WHAT YOU HAVE TO DO —
Omit every image, and transcribe the remaining entries exactly as given.

start

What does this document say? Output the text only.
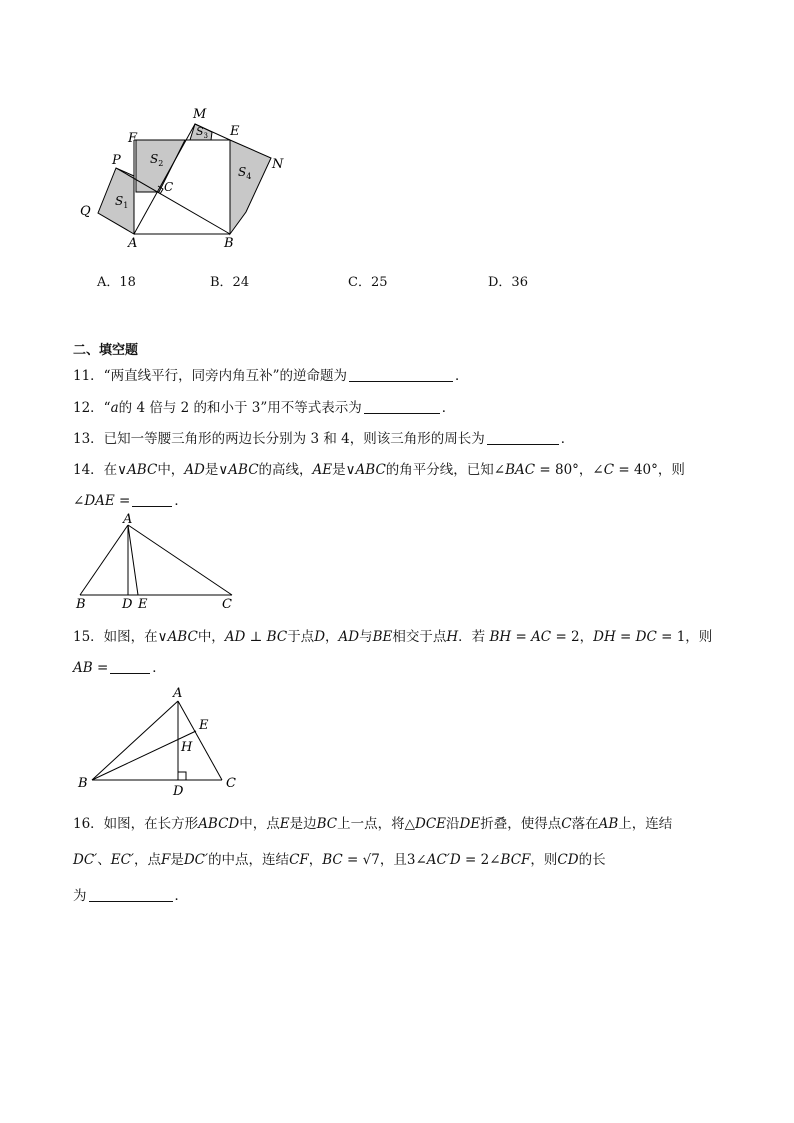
M
E
F
N
P
Q
C
A	B
$S_1$
$S_2$
$S_3$
$S_4$
A．18	B．24	C．25	D．36
二、填空题
11．“两直线平行，同旁内角互补”的逆命题为	．
12．“a的 4 倍与 2 的和小于 3”用不等式表示为	．
13．已知一等腰三角形的两边长分别为 3 和 4，则该三角形的周长为	．
14．在∨ABC中，AD是∨ABC的高线，AE是∨ABC的角平分线，已知∠BAC = 80°，∠C = 40°，则
∠DAE =	．
A
B	D E	C
15．如图，在∨ABC中，AD ⊥ BC于点D，AD与BE相交于点H．若 BH = AC = 2，DH = DC = 1，则
AB =	．
A
E
H
B
D
C
16．如图，在长方形ABCD中，点E是边BC上一点，将△DCE沿DE折叠，使得点C落在AB上，连结
DC′、EC′，点F是DC′的中点，连结CF，BC = √7，且3∠AC′D = 2∠BCF，则CD的长
为	．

end

COMPLETE RESPONSE —
What does this document say? Output the text only.
M
E
F
N
P
Q
C
A	B
$S_1$
$S_2$
$S_3$
$S_4$
A．18	B．24	C．25	D．36
二、填空题
11．“两直线平行，同旁内角互补”的逆命题为	．
12．“a的 4 倍与 2 的和小于 3”用不等式表示为	．
13．已知一等腰三角形的两边长分别为 3 和 4，则该三角形的周长为	．
14．在∨ABC中，AD是∨ABC的高线，AE是∨ABC的角平分线，已知∠BAC = 80°，∠C = 40°，则
∠DAE =	．
A
B	D E	C
15．如图，在∨ABC中，AD ⊥ BC于点D，AD与BE相交于点H．若 BH = AC = 2，DH = DC = 1，则
AB =	．
A
E
H
B
D
C
16．如图，在长方形ABCD中，点E是边BC上一点，将△DCE沿DE折叠，使得点C落在AB上，连结
DC′、EC′，点F是DC′的中点，连结CF，BC = √7，且3∠AC′D = 2∠BCF，则CD的长
为	．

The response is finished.